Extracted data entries
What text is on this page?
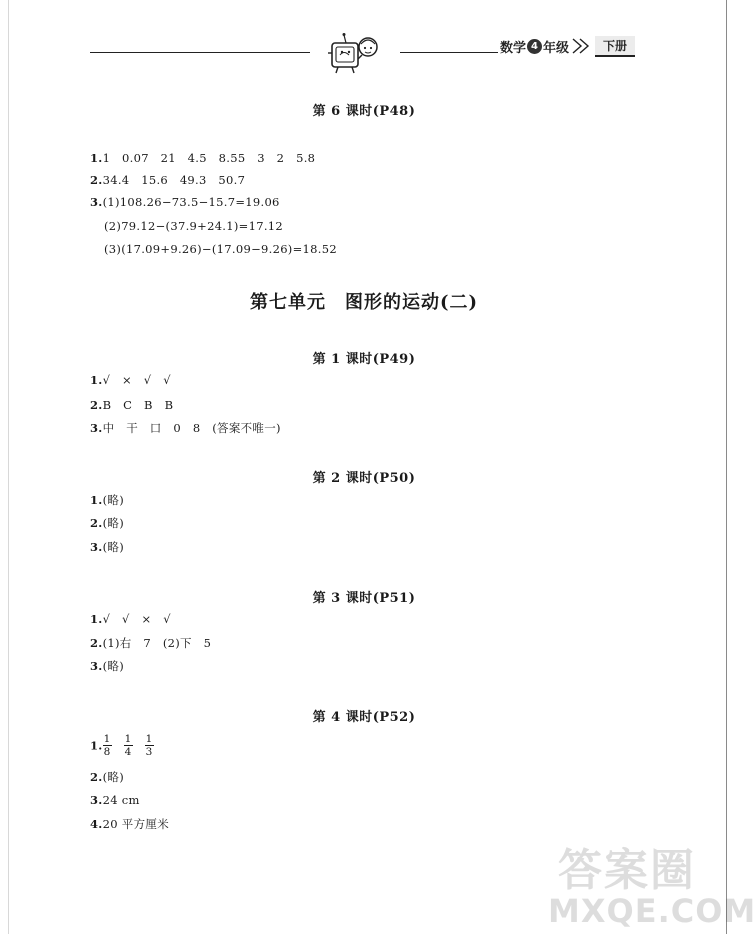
数学 4 年级	下册
第 6 课时(P48)
1.1　0.07　21　4.5　8.55　3　2　5.8
2.34.4　15.6　49.3　50.7
3.(1)108.26−73.5−15.7=19.06
(2)79.12−(37.9+24.1)=17.12
(3)(17.09+9.26)−(17.09−9.26)=18.52
第七单元　图形的运动(二)
第 1 课时(P49)
1.√　×　√　√
2.B　C　B　B
3.中　干　口　0　8　(答案不唯一)
第 2 课时(P50)
1.(略)
2.(略)
3.(略)
第 3 课时(P51)
1.√　√　×　√
2.(1)右　7　(2)下　5
3.(略)
第 4 课时(P52)
1. $\frac{1}{8} \frac{1}{4} \frac{1}{3}$
2.(略)
3.24 cm
4.20 平方厘米
答案圈
MXQE.COM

**AIM OF THE EXERCISE**
Without the pictures, retype the whole of the material above exactly.

**RESPONSE BELOW**
What text is on this page?
数学 4 年级	下册
第 6 课时(P48)
1.1　0.07　21　4.5　8.55　3　2　5.8
2.34.4　15.6　49.3　50.7
3.(1)108.26−73.5−15.7=19.06
(2)79.12−(37.9+24.1)=17.12
(3)(17.09+9.26)−(17.09−9.26)=18.52
第七单元　图形的运动(二)
第 1 课时(P49)
1.√　×　√　√
2.B　C　B　B
3.中　干　口　0　8　(答案不唯一)
第 2 课时(P50)
1.(略)
2.(略)
3.(略)
第 3 课时(P51)
1.√　√　×　√
2.(1)右　7　(2)下　5
3.(略)
第 4 课时(P52)
1. $\frac{1}{8} \frac{1}{4} \frac{1}{3}$
2.(略)
3.24 cm
4.20 平方厘米
答案圈
MXQE.COM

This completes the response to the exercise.